## START

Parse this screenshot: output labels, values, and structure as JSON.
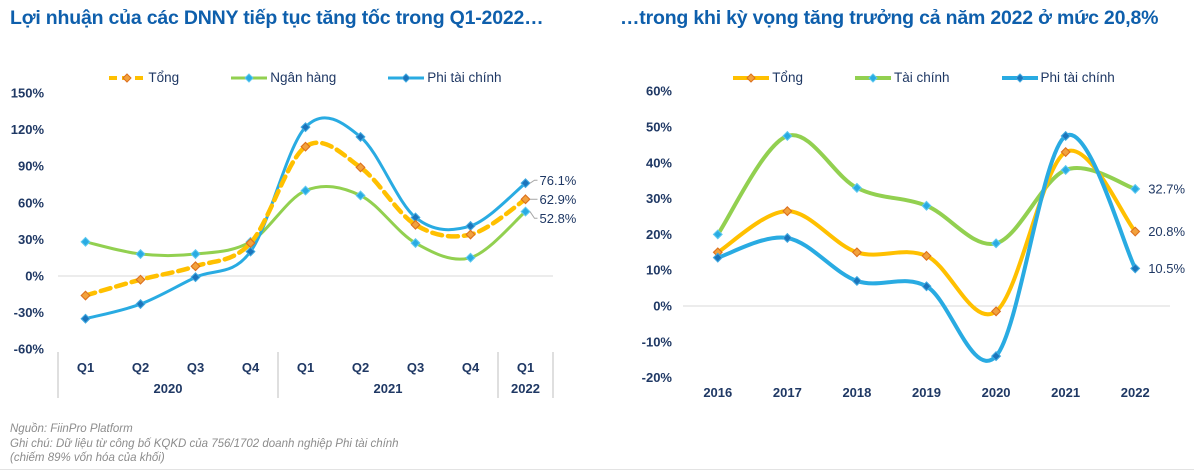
{
  "page": {
    "background": "#FFFFFF"
  },
  "colors": {
    "title": "#0E5FAC",
    "axis_text": "#1F3864",
    "grid": "#D9D9D9",
    "divider": "#BFBFBF",
    "leader": "#A6A6A6",
    "footnote": "#8C8C8C",
    "bottom_rule": "#E3E3E3",
    "orange_line": "#FFC000",
    "green_line": "#92D050",
    "blue_line": "#29ABE2"
  },
  "left_chart": {
    "title": "Lợi nhuận của các DNNY tiếp tục tăng tốc trong Q1-2022…"
  },
  "right_chart": {
    "title": "…trong khi kỳ vọng tăng trưởng cả năm 2022 ở mức 20,8%"
  },
  "footnote": {
    "line1": "Nguồn: FiinPro Platform",
    "line2": "Ghi chú: Dữ liệu từ công bố KQKD của 756/1702 doanh nghiệp Phi tài chính",
    "line3": "(chiếm 89% vốn hóa của khối)"
  },
  "chart_data": [
    {
      "id": "left",
      "type": "line",
      "smooth": true,
      "title": "Lợi nhuận của các DNNY tiếp tục tăng tốc trong Q1-2022…",
      "categories": [
        "Q1",
        "Q2",
        "Q3",
        "Q4",
        "Q1",
        "Q2",
        "Q3",
        "Q4",
        "Q1"
      ],
      "category_groups": [
        {
          "label": "2020",
          "span": 4
        },
        {
          "label": "2021",
          "span": 4
        },
        {
          "label": "2022",
          "span": 1
        }
      ],
      "ylim": [
        -60,
        150
      ],
      "ytick_step": 30,
      "ytick_suffix": "%",
      "grid": "zero-line-only",
      "legend_position": "top",
      "series": [
        {
          "key": "tong",
          "name": "Tổng",
          "values": [
            -16,
            -3,
            8,
            27,
            106,
            89,
            42,
            34,
            62.9
          ],
          "color": "#FFC000",
          "line_style": "dashed",
          "marker": "diamond",
          "marker_fill": "#F2A13C",
          "marker_stroke": "#DC701F",
          "end_label": "62.9%"
        },
        {
          "key": "ngan-hang",
          "name": "Ngân hàng",
          "values": [
            28,
            18,
            18,
            28,
            70,
            66,
            27,
            15,
            52.8
          ],
          "color": "#92D050",
          "line_style": "solid",
          "marker": "diamond",
          "marker_fill": "#29ABE2",
          "marker_stroke": "#5BC8F0",
          "end_label": "52.8%"
        },
        {
          "key": "phi-tai-chinh",
          "name": "Phi tài chính",
          "values": [
            -35,
            -23,
            -1,
            20,
            122,
            114,
            48,
            41,
            76.1
          ],
          "color": "#29ABE2",
          "line_style": "solid",
          "marker": "diamond",
          "marker_fill": "#1B75BC",
          "marker_stroke": "#3FA9E0",
          "end_label": "76.1%"
        }
      ]
    },
    {
      "id": "right",
      "type": "line",
      "smooth": true,
      "title": "…trong khi kỳ vọng tăng trưởng cả năm 2022 ở mức 20,8%",
      "categories": [
        "2016",
        "2017",
        "2018",
        "2019",
        "2020",
        "2021",
        "2022"
      ],
      "ylim": [
        -20,
        60
      ],
      "ytick_step": 10,
      "ytick_suffix": "%",
      "grid": "zero-line-only",
      "legend_position": "top",
      "series": [
        {
          "key": "tong",
          "name": "Tổng",
          "values": [
            15,
            26.5,
            15,
            14,
            -1.5,
            43,
            20.8
          ],
          "color": "#FFC000",
          "line_style": "solid",
          "marker": "diamond",
          "marker_fill": "#F2A13C",
          "marker_stroke": "#DC701F",
          "end_label": "20.8%"
        },
        {
          "key": "tai-chinh",
          "name": "Tài chính",
          "values": [
            20,
            47.5,
            33,
            28,
            17.5,
            38,
            32.7
          ],
          "color": "#92D050",
          "line_style": "solid",
          "marker": "diamond",
          "marker_fill": "#29ABE2",
          "marker_stroke": "#5BC8F0",
          "end_label": "32.7%"
        },
        {
          "key": "phi-tai-chinh",
          "name": "Phi tài chính",
          "values": [
            13.5,
            19,
            7,
            5.5,
            -14,
            47.5,
            10.5
          ],
          "color": "#29ABE2",
          "line_style": "solid",
          "marker": "diamond",
          "marker_fill": "#1B75BC",
          "marker_stroke": "#3FA9E0",
          "end_label": "10.5%"
        }
      ]
    }
  ]
}
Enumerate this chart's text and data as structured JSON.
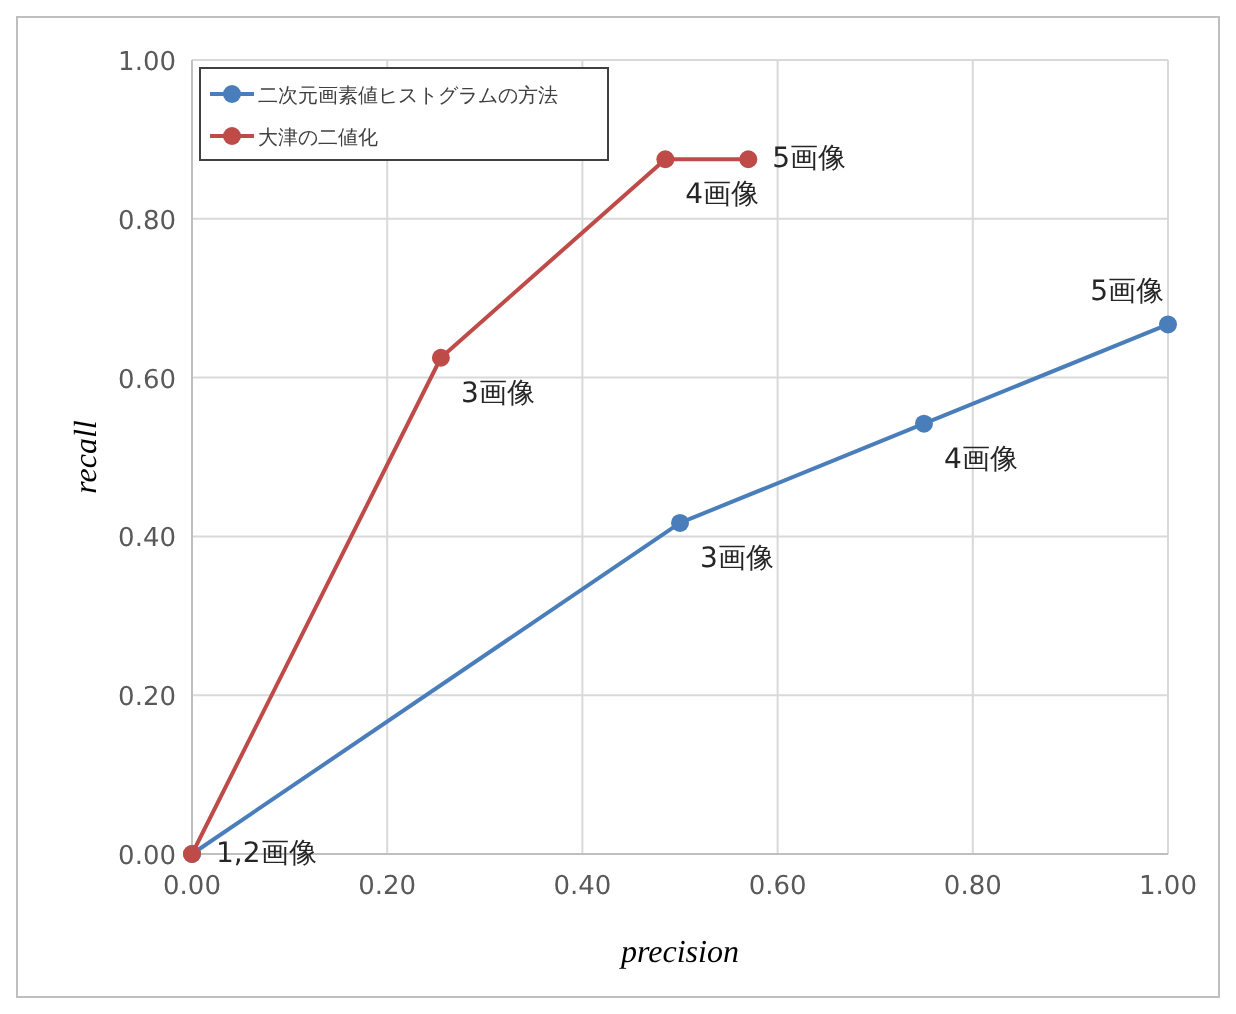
{
  "chart_data": {
    "type": "line",
    "xlabel": "precision",
    "ylabel": "recall",
    "xlim": [
      0,
      1
    ],
    "ylim": [
      0,
      1
    ],
    "xticks": [
      {
        "value": 0,
        "label": "0.00"
      },
      {
        "value": 0.2,
        "label": "0.20"
      },
      {
        "value": 0.4,
        "label": "0.40"
      },
      {
        "value": 0.6,
        "label": "0.60"
      },
      {
        "value": 0.8,
        "label": "0.80"
      },
      {
        "value": 1,
        "label": "1.00"
      }
    ],
    "yticks": [
      {
        "value": 0,
        "label": "0.00"
      },
      {
        "value": 0.2,
        "label": "0.20"
      },
      {
        "value": 0.4,
        "label": "0.40"
      },
      {
        "value": 0.6,
        "label": "0.60"
      },
      {
        "value": 0.8,
        "label": "0.80"
      },
      {
        "value": 1,
        "label": "1.00"
      }
    ],
    "grid": true,
    "legend": "top left",
    "marker": "circle",
    "line_style": "solid",
    "series": [
      {
        "name": "二次元画素値ヒストグラムの方法",
        "color": "#4a7ebb",
        "x": [
          0,
          0.5,
          0.75,
          1
        ],
        "values": [
          0,
          0.417,
          0.542,
          0.667
        ]
      },
      {
        "name": "大津の二値化",
        "color": "#be4b48",
        "x": [
          0,
          0.255,
          0.485,
          0.57
        ],
        "values": [
          0,
          0.625,
          0.875,
          0.875
        ]
      }
    ],
    "annotations": [
      {
        "text": "1,2画像",
        "x": 0,
        "y": 0
      },
      {
        "text": "3画像",
        "x": 0.255,
        "y": 0.625
      },
      {
        "text": "4画像",
        "x": 0.485,
        "y": 0.875
      },
      {
        "text": "5画像",
        "x": 0.57,
        "y": 0.875
      },
      {
        "text": "3画像",
        "x": 0.5,
        "y": 0.417
      },
      {
        "text": "4画像",
        "x": 0.75,
        "y": 0.542
      },
      {
        "text": "5画像",
        "x": 1,
        "y": 0.667
      }
    ]
  }
}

## END

Task directions
Quote the listing above in full, except for the pictures.

Worked answer
Parse this screenshot: output labels, values, and structure as JSON.
{
  "page": {
    "background": "#FFFFFF"
  },
  "colors": {
    "title": "#0E5FAC",
    "axis_text": "#1F3864",
    "grid": "#D9D9D9",
    "divider": "#BFBFBF",
    "leader": "#A6A6A6",
    "footnote": "#8C8C8C",
    "bottom_rule": "#E3E3E3",
    "orange_line": "#FFC000",
    "green_line": "#92D050",
    "blue_line": "#29ABE2"
  },
  "left_chart": {
    "title": "Lợi nhuận của các DNNY tiếp tục tăng tốc trong Q1-2022…"
  },
  "right_chart": {
    "title": "…trong khi kỳ vọng tăng trưởng cả năm 2022 ở mức 20,8%"
  },
  "footnote": {
    "line1": "Nguồn: FiinPro Platform",
    "line2": "Ghi chú: Dữ liệu từ công bố KQKD của 756/1702 doanh nghiệp Phi tài chính",
    "line3": "(chiếm 89% vốn hóa của khối)"
  },
  "chart_data": [
    {
      "id": "left",
      "type": "line",
      "smooth": true,
      "title": "Lợi nhuận của các DNNY tiếp tục tăng tốc trong Q1-2022…",
      "categories": [
        "Q1",
        "Q2",
        "Q3",
        "Q4",
        "Q1",
        "Q2",
        "Q3",
        "Q4",
        "Q1"
      ],
      "category_groups": [
        {
          "label": "2020",
          "span": 4
        },
        {
          "label": "2021",
          "span": 4
        },
        {
          "label": "2022",
          "span": 1
        }
      ],
      "ylim": [
        -60,
        150
      ],
      "ytick_step": 30,
      "ytick_suffix": "%",
      "grid": "zero-line-only",
      "legend_position": "top",
      "series": [
        {
          "key": "tong",
          "name": "Tổng",
          "values": [
            -16,
            -3,
            8,
            27,
            106,
            89,
            42,
            34,
            62.9
          ],
          "color": "#FFC000",
          "line_style": "dashed",
          "marker": "diamond",
          "marker_fill": "#F2A13C",
          "marker_stroke": "#DC701F",
          "end_label": "62.9%"
        },
        {
          "key": "ngan-hang",
          "name": "Ngân hàng",
          "values": [
            28,
            18,
            18,
            28,
            70,
            66,
            27,
            15,
            52.8
          ],
          "color": "#92D050",
          "line_style": "solid",
          "marker": "diamond",
          "marker_fill": "#29ABE2",
          "marker_stroke": "#5BC8F0",
          "end_label": "52.8%"
        },
        {
          "key": "phi-tai-chinh",
          "name": "Phi tài chính",
          "values": [
            -35,
            -23,
            -1,
            20,
            122,
            114,
            48,
            41,
            76.1
          ],
          "color": "#29ABE2",
          "line_style": "solid",
          "marker": "diamond",
          "marker_fill": "#1B75BC",
          "marker_stroke": "#3FA9E0",
          "end_label": "76.1%"
        }
      ]
    },
    {
      "id": "right",
      "type": "line",
      "smooth": true,
      "title": "…trong khi kỳ vọng tăng trưởng cả năm 2022 ở mức 20,8%",
      "categories": [
        "2016",
        "2017",
        "2018",
        "2019",
        "2020",
        "2021",
        "2022"
      ],
      "ylim": [
        -20,
        60
      ],
      "ytick_step": 10,
      "ytick_suffix": "%",
      "grid": "zero-line-only",
      "legend_position": "top",
      "series": [
        {
          "key": "tong",
          "name": "Tổng",
          "values": [
            15,
            26.5,
            15,
            14,
            -1.5,
            43,
            20.8
          ],
          "color": "#FFC000",
          "line_style": "solid",
          "marker": "diamond",
          "marker_fill": "#F2A13C",
          "marker_stroke": "#DC701F",
          "end_label": "20.8%"
        },
        {
          "key": "tai-chinh",
          "name": "Tài chính",
          "values": [
            20,
            47.5,
            33,
            28,
            17.5,
            38,
            32.7
          ],
          "color": "#92D050",
          "line_style": "solid",
          "marker": "diamond",
          "marker_fill": "#29ABE2",
          "marker_stroke": "#5BC8F0",
          "end_label": "32.7%"
        },
        {
          "key": "phi-tai-chinh",
          "name": "Phi tài chính",
          "values": [
            13.5,
            19,
            7,
            5.5,
            -14,
            47.5,
            10.5
          ],
          "color": "#29ABE2",
          "line_style": "solid",
          "marker": "diamond",
          "marker_fill": "#1B75BC",
          "marker_stroke": "#3FA9E0",
          "end_label": "10.5%"
        }
      ]
    }
  ]
}
Enumerate this chart's text and data as structured JSON.
{
  "chart_data": {
    "type": "line",
    "xlabel": "precision",
    "ylabel": "recall",
    "xlim": [
      0,
      1
    ],
    "ylim": [
      0,
      1
    ],
    "xticks": [
      {
        "value": 0,
        "label": "0.00"
      },
      {
        "value": 0.2,
        "label": "0.20"
      },
      {
        "value": 0.4,
        "label": "0.40"
      },
      {
        "value": 0.6,
        "label": "0.60"
      },
      {
        "value": 0.8,
        "label": "0.80"
      },
      {
        "value": 1,
        "label": "1.00"
      }
    ],
    "yticks": [
      {
        "value": 0,
        "label": "0.00"
      },
      {
        "value": 0.2,
        "label": "0.20"
      },
      {
        "value": 0.4,
        "label": "0.40"
      },
      {
        "value": 0.6,
        "label": "0.60"
      },
      {
        "value": 0.8,
        "label": "0.80"
      },
      {
        "value": 1,
        "label": "1.00"
      }
    ],
    "grid": true,
    "legend": "top left",
    "marker": "circle",
    "line_style": "solid",
    "series": [
      {
        "name": "二次元画素値ヒストグラムの方法",
        "color": "#4a7ebb",
        "x": [
          0,
          0.5,
          0.75,
          1
        ],
        "values": [
          0,
          0.417,
          0.542,
          0.667
        ]
      },
      {
        "name": "大津の二値化",
        "color": "#be4b48",
        "x": [
          0,
          0.255,
          0.485,
          0.57
        ],
        "values": [
          0,
          0.625,
          0.875,
          0.875
        ]
      }
    ],
    "annotations": [
      {
        "text": "1,2画像",
        "x": 0,
        "y": 0
      },
      {
        "text": "3画像",
        "x": 0.255,
        "y": 0.625
      },
      {
        "text": "4画像",
        "x": 0.485,
        "y": 0.875
      },
      {
        "text": "5画像",
        "x": 0.57,
        "y": 0.875
      },
      {
        "text": "3画像",
        "x": 0.5,
        "y": 0.417
      },
      {
        "text": "4画像",
        "x": 0.75,
        "y": 0.542
      },
      {
        "text": "5画像",
        "x": 1,
        "y": 0.667
      }
    ]
  }
}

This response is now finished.